[Records about charts and figures]
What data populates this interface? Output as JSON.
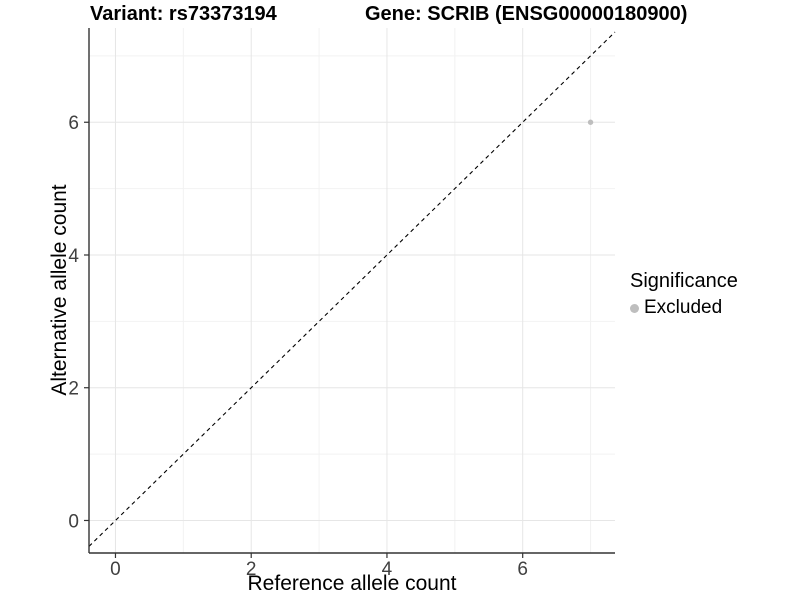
{
  "chart_data": {
    "type": "scatter",
    "titles": {
      "variant": "Variant: rs73373194",
      "gene": "Gene: SCRIB (ENSG00000180900)"
    },
    "xlabel": "Reference allele count",
    "ylabel": "Alternative allele count",
    "xlim": [
      -0.39,
      7.36
    ],
    "ylim": [
      -0.49,
      7.42
    ],
    "xticks": [
      {
        "value": 0,
        "label": "0"
      },
      {
        "value": 2,
        "label": "2"
      },
      {
        "value": 4,
        "label": "4"
      },
      {
        "value": 6,
        "label": "6"
      }
    ],
    "yticks": [
      {
        "value": 0,
        "label": "0"
      },
      {
        "value": 2,
        "label": "2"
      },
      {
        "value": 4,
        "label": "4"
      },
      {
        "value": 6,
        "label": "6"
      }
    ],
    "grid": {
      "on": true,
      "major": [
        0,
        2,
        4,
        6
      ],
      "minor": [
        1,
        3,
        5,
        7
      ]
    },
    "series": [
      {
        "name": "Excluded",
        "color": "#bebebe",
        "points": [
          {
            "x": 7,
            "y": 6
          }
        ]
      }
    ],
    "reference_line": {
      "type": "abline",
      "slope": 1,
      "intercept": 0,
      "style": "dashed",
      "color": "#000000"
    },
    "legend": {
      "position": "right",
      "title": "Significance",
      "items": [
        {
          "label": "Excluded",
          "color": "#bebebe"
        }
      ]
    },
    "colors": {
      "background": "#ffffff",
      "grid_major": "#e6e6e6",
      "grid_minor": "#f2f2f2",
      "axis_line": "#333333",
      "tick_text": "#404040",
      "title_text": "#000000"
    }
  }
}
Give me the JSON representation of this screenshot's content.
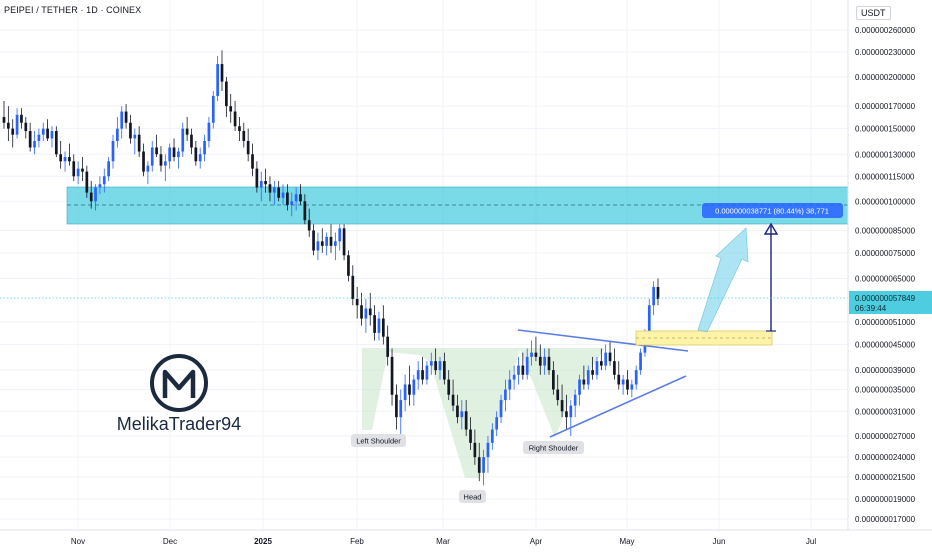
{
  "header": {
    "title": "PEIPEI / TETHER · 1D · COINEX",
    "currency": "USDT"
  },
  "colors": {
    "bull": "#2962ff",
    "bear": "#131722",
    "zone": "#4ecde0",
    "pattern": "#c8e6c9",
    "line": "#5b7de0",
    "arrow": "#7fd6ec"
  },
  "watermark": {
    "name": "MelikaTrader94",
    "icon": "m-logo-icon"
  },
  "chart_data": {
    "type": "candlestick",
    "x_ticks": [
      "Nov",
      "Dec",
      "2025",
      "Feb",
      "Mar",
      "Apr",
      "May",
      "Jun",
      "Jul"
    ],
    "y_ticks": [
      "0.000000260000",
      "0.000000230000",
      "0.000000200000",
      "0.000000170000",
      "0.000000150000",
      "0.000000130000",
      "0.000000115000",
      "0.000000100000",
      "0.000000085000",
      "0.000000075000",
      "0.000000065000",
      "0.000000051000",
      "0.000000045000",
      "0.000000039000",
      "0.000000035000",
      "0.000000031000",
      "0.000000027000",
      "0.000000024000",
      "0.000000021500",
      "0.000000019000",
      "0.000000017000"
    ],
    "log_scale": true,
    "last_price": {
      "value": "0.000000057849",
      "countdown": "06:39:44"
    },
    "measure": {
      "text": "0.000000038771 (80.44%) 38,771"
    },
    "annotations": [
      {
        "key": "left_shoulder",
        "text": "Left Shoulder"
      },
      {
        "key": "head",
        "text": "Head"
      },
      {
        "key": "right_shoulder",
        "text": "Right Shoulder"
      }
    ],
    "candles": [
      {
        "o": 160,
        "h": 175,
        "l": 150,
        "c": 155
      },
      {
        "o": 155,
        "h": 170,
        "l": 140,
        "c": 150
      },
      {
        "o": 150,
        "h": 158,
        "l": 135,
        "c": 145
      },
      {
        "o": 145,
        "h": 168,
        "l": 142,
        "c": 162
      },
      {
        "o": 162,
        "h": 168,
        "l": 150,
        "c": 155
      },
      {
        "o": 155,
        "h": 160,
        "l": 142,
        "c": 148
      },
      {
        "o": 148,
        "h": 155,
        "l": 132,
        "c": 135
      },
      {
        "o": 135,
        "h": 148,
        "l": 130,
        "c": 140
      },
      {
        "o": 140,
        "h": 150,
        "l": 135,
        "c": 145
      },
      {
        "o": 145,
        "h": 155,
        "l": 140,
        "c": 150
      },
      {
        "o": 150,
        "h": 158,
        "l": 140,
        "c": 142
      },
      {
        "o": 142,
        "h": 152,
        "l": 135,
        "c": 148
      },
      {
        "o": 148,
        "h": 152,
        "l": 128,
        "c": 130
      },
      {
        "o": 130,
        "h": 140,
        "l": 120,
        "c": 125
      },
      {
        "o": 125,
        "h": 132,
        "l": 118,
        "c": 128
      },
      {
        "o": 128,
        "h": 138,
        "l": 122,
        "c": 125
      },
      {
        "o": 125,
        "h": 130,
        "l": 112,
        "c": 115
      },
      {
        "o": 115,
        "h": 125,
        "l": 110,
        "c": 120
      },
      {
        "o": 120,
        "h": 128,
        "l": 112,
        "c": 118
      },
      {
        "o": 118,
        "h": 122,
        "l": 102,
        "c": 105
      },
      {
        "o": 105,
        "h": 112,
        "l": 96,
        "c": 100
      },
      {
        "o": 100,
        "h": 110,
        "l": 95,
        "c": 108
      },
      {
        "o": 108,
        "h": 115,
        "l": 104,
        "c": 110
      },
      {
        "o": 110,
        "h": 120,
        "l": 105,
        "c": 115
      },
      {
        "o": 115,
        "h": 128,
        "l": 112,
        "c": 125
      },
      {
        "o": 125,
        "h": 145,
        "l": 120,
        "c": 140
      },
      {
        "o": 140,
        "h": 160,
        "l": 135,
        "c": 150
      },
      {
        "o": 150,
        "h": 170,
        "l": 142,
        "c": 165
      },
      {
        "o": 165,
        "h": 172,
        "l": 150,
        "c": 155
      },
      {
        "o": 155,
        "h": 162,
        "l": 138,
        "c": 142
      },
      {
        "o": 142,
        "h": 150,
        "l": 130,
        "c": 145
      },
      {
        "o": 145,
        "h": 152,
        "l": 128,
        "c": 132
      },
      {
        "o": 132,
        "h": 138,
        "l": 115,
        "c": 118
      },
      {
        "o": 118,
        "h": 125,
        "l": 110,
        "c": 122
      },
      {
        "o": 122,
        "h": 140,
        "l": 118,
        "c": 135
      },
      {
        "o": 135,
        "h": 145,
        "l": 128,
        "c": 130
      },
      {
        "o": 130,
        "h": 136,
        "l": 118,
        "c": 122
      },
      {
        "o": 122,
        "h": 130,
        "l": 112,
        "c": 125
      },
      {
        "o": 125,
        "h": 138,
        "l": 120,
        "c": 135
      },
      {
        "o": 135,
        "h": 142,
        "l": 125,
        "c": 128
      },
      {
        "o": 128,
        "h": 135,
        "l": 120,
        "c": 132
      },
      {
        "o": 132,
        "h": 155,
        "l": 128,
        "c": 150
      },
      {
        "o": 150,
        "h": 160,
        "l": 140,
        "c": 145
      },
      {
        "o": 145,
        "h": 150,
        "l": 130,
        "c": 135
      },
      {
        "o": 135,
        "h": 140,
        "l": 122,
        "c": 125
      },
      {
        "o": 125,
        "h": 135,
        "l": 120,
        "c": 130
      },
      {
        "o": 130,
        "h": 145,
        "l": 125,
        "c": 140
      },
      {
        "o": 140,
        "h": 160,
        "l": 135,
        "c": 155
      },
      {
        "o": 155,
        "h": 185,
        "l": 150,
        "c": 180
      },
      {
        "o": 180,
        "h": 225,
        "l": 175,
        "c": 215
      },
      {
        "o": 215,
        "h": 232,
        "l": 185,
        "c": 195
      },
      {
        "o": 195,
        "h": 200,
        "l": 160,
        "c": 170
      },
      {
        "o": 170,
        "h": 182,
        "l": 155,
        "c": 165
      },
      {
        "o": 165,
        "h": 175,
        "l": 148,
        "c": 152
      },
      {
        "o": 152,
        "h": 160,
        "l": 140,
        "c": 148
      },
      {
        "o": 148,
        "h": 155,
        "l": 135,
        "c": 140
      },
      {
        "o": 140,
        "h": 150,
        "l": 125,
        "c": 130
      },
      {
        "o": 130,
        "h": 138,
        "l": 115,
        "c": 120
      },
      {
        "o": 120,
        "h": 125,
        "l": 105,
        "c": 108
      },
      {
        "o": 108,
        "h": 118,
        "l": 100,
        "c": 112
      },
      {
        "o": 112,
        "h": 120,
        "l": 105,
        "c": 110
      },
      {
        "o": 110,
        "h": 115,
        "l": 100,
        "c": 105
      },
      {
        "o": 105,
        "h": 112,
        "l": 98,
        "c": 108
      },
      {
        "o": 108,
        "h": 112,
        "l": 100,
        "c": 102
      },
      {
        "o": 102,
        "h": 110,
        "l": 98,
        "c": 105
      },
      {
        "o": 105,
        "h": 110,
        "l": 95,
        "c": 98
      },
      {
        "o": 98,
        "h": 105,
        "l": 92,
        "c": 100
      },
      {
        "o": 100,
        "h": 108,
        "l": 95,
        "c": 104
      },
      {
        "o": 104,
        "h": 110,
        "l": 98,
        "c": 100
      },
      {
        "o": 100,
        "h": 104,
        "l": 88,
        "c": 90
      },
      {
        "o": 90,
        "h": 96,
        "l": 82,
        "c": 85
      },
      {
        "o": 85,
        "h": 88,
        "l": 74,
        "c": 76
      },
      {
        "o": 76,
        "h": 84,
        "l": 72,
        "c": 80
      },
      {
        "o": 80,
        "h": 86,
        "l": 75,
        "c": 78
      },
      {
        "o": 78,
        "h": 84,
        "l": 74,
        "c": 82
      },
      {
        "o": 82,
        "h": 88,
        "l": 75,
        "c": 78
      },
      {
        "o": 78,
        "h": 84,
        "l": 72,
        "c": 80
      },
      {
        "o": 80,
        "h": 88,
        "l": 76,
        "c": 86
      },
      {
        "o": 86,
        "h": 88,
        "l": 72,
        "c": 74
      },
      {
        "o": 74,
        "h": 76,
        "l": 64,
        "c": 66
      },
      {
        "o": 66,
        "h": 70,
        "l": 56,
        "c": 58
      },
      {
        "o": 58,
        "h": 62,
        "l": 52,
        "c": 56
      },
      {
        "o": 56,
        "h": 60,
        "l": 50,
        "c": 52
      },
      {
        "o": 52,
        "h": 58,
        "l": 48,
        "c": 55
      },
      {
        "o": 55,
        "h": 60,
        "l": 50,
        "c": 53
      },
      {
        "o": 53,
        "h": 56,
        "l": 46,
        "c": 48
      },
      {
        "o": 48,
        "h": 54,
        "l": 46,
        "c": 52
      },
      {
        "o": 52,
        "h": 56,
        "l": 45,
        "c": 47
      },
      {
        "o": 47,
        "h": 50,
        "l": 40,
        "c": 42
      },
      {
        "o": 42,
        "h": 44,
        "l": 32,
        "c": 34
      },
      {
        "o": 34,
        "h": 36,
        "l": 28,
        "c": 30
      },
      {
        "o": 30,
        "h": 35,
        "l": 27,
        "c": 33
      },
      {
        "o": 33,
        "h": 38,
        "l": 31,
        "c": 36
      },
      {
        "o": 36,
        "h": 40,
        "l": 32,
        "c": 34
      },
      {
        "o": 34,
        "h": 38,
        "l": 32,
        "c": 37
      },
      {
        "o": 37,
        "h": 41,
        "l": 35,
        "c": 39
      },
      {
        "o": 39,
        "h": 42,
        "l": 36,
        "c": 37
      },
      {
        "o": 37,
        "h": 41,
        "l": 36,
        "c": 40
      },
      {
        "o": 40,
        "h": 43,
        "l": 38,
        "c": 41
      },
      {
        "o": 41,
        "h": 44,
        "l": 38,
        "c": 39
      },
      {
        "o": 39,
        "h": 42,
        "l": 37,
        "c": 41
      },
      {
        "o": 41,
        "h": 43,
        "l": 36,
        "c": 37
      },
      {
        "o": 37,
        "h": 39,
        "l": 33,
        "c": 34
      },
      {
        "o": 34,
        "h": 37,
        "l": 31,
        "c": 32
      },
      {
        "o": 32,
        "h": 34,
        "l": 29,
        "c": 30
      },
      {
        "o": 30,
        "h": 33,
        "l": 28,
        "c": 31
      },
      {
        "o": 31,
        "h": 33,
        "l": 27,
        "c": 28
      },
      {
        "o": 28,
        "h": 30,
        "l": 25,
        "c": 26
      },
      {
        "o": 26,
        "h": 28,
        "l": 23,
        "c": 24
      },
      {
        "o": 24,
        "h": 26,
        "l": 21,
        "c": 22
      },
      {
        "o": 22,
        "h": 25,
        "l": 20.5,
        "c": 24
      },
      {
        "o": 24,
        "h": 27,
        "l": 22,
        "c": 26
      },
      {
        "o": 26,
        "h": 29,
        "l": 25,
        "c": 28
      },
      {
        "o": 28,
        "h": 31,
        "l": 27,
        "c": 30
      },
      {
        "o": 30,
        "h": 34,
        "l": 29,
        "c": 33
      },
      {
        "o": 33,
        "h": 37,
        "l": 31,
        "c": 35
      },
      {
        "o": 35,
        "h": 39,
        "l": 33,
        "c": 37
      },
      {
        "o": 37,
        "h": 40,
        "l": 35,
        "c": 38
      },
      {
        "o": 38,
        "h": 42,
        "l": 36,
        "c": 40
      },
      {
        "o": 40,
        "h": 43,
        "l": 37,
        "c": 38
      },
      {
        "o": 38,
        "h": 44,
        "l": 37,
        "c": 42
      },
      {
        "o": 42,
        "h": 46,
        "l": 40,
        "c": 43
      },
      {
        "o": 43,
        "h": 47,
        "l": 41,
        "c": 42
      },
      {
        "o": 42,
        "h": 45,
        "l": 38,
        "c": 40
      },
      {
        "o": 40,
        "h": 44,
        "l": 38,
        "c": 42
      },
      {
        "o": 42,
        "h": 44,
        "l": 38,
        "c": 39
      },
      {
        "o": 39,
        "h": 41,
        "l": 34,
        "c": 35
      },
      {
        "o": 35,
        "h": 38,
        "l": 32,
        "c": 33
      },
      {
        "o": 33,
        "h": 36,
        "l": 30,
        "c": 31
      },
      {
        "o": 31,
        "h": 34,
        "l": 28,
        "c": 30
      },
      {
        "o": 30,
        "h": 33,
        "l": 27,
        "c": 32
      },
      {
        "o": 32,
        "h": 35,
        "l": 30,
        "c": 34
      },
      {
        "o": 34,
        "h": 38,
        "l": 32,
        "c": 37
      },
      {
        "o": 37,
        "h": 40,
        "l": 35,
        "c": 36
      },
      {
        "o": 36,
        "h": 40,
        "l": 35,
        "c": 39
      },
      {
        "o": 39,
        "h": 42,
        "l": 37,
        "c": 38
      },
      {
        "o": 38,
        "h": 42,
        "l": 37,
        "c": 41
      },
      {
        "o": 41,
        "h": 44,
        "l": 39,
        "c": 40
      },
      {
        "o": 40,
        "h": 45,
        "l": 39,
        "c": 43
      },
      {
        "o": 43,
        "h": 46,
        "l": 40,
        "c": 41
      },
      {
        "o": 41,
        "h": 44,
        "l": 37,
        "c": 38
      },
      {
        "o": 38,
        "h": 41,
        "l": 35,
        "c": 36
      },
      {
        "o": 36,
        "h": 38,
        "l": 34,
        "c": 37
      },
      {
        "o": 37,
        "h": 39,
        "l": 34,
        "c": 35
      },
      {
        "o": 35,
        "h": 37,
        "l": 33.5,
        "c": 36
      },
      {
        "o": 36,
        "h": 40,
        "l": 35,
        "c": 39
      },
      {
        "o": 39,
        "h": 44,
        "l": 38,
        "c": 43
      },
      {
        "o": 43,
        "h": 49,
        "l": 42,
        "c": 48
      },
      {
        "o": 48,
        "h": 58,
        "l": 46,
        "c": 56
      },
      {
        "o": 56,
        "h": 64,
        "l": 53,
        "c": 62
      },
      {
        "o": 62,
        "h": 65,
        "l": 56,
        "c": 58
      }
    ]
  }
}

* **Written exercise**: Scan the listing above and identify each line holding the string "type"; copy every such line.

* **Output of the task**:
    "type": "scatter",
      "type": "abline",
    "type": "candlestick",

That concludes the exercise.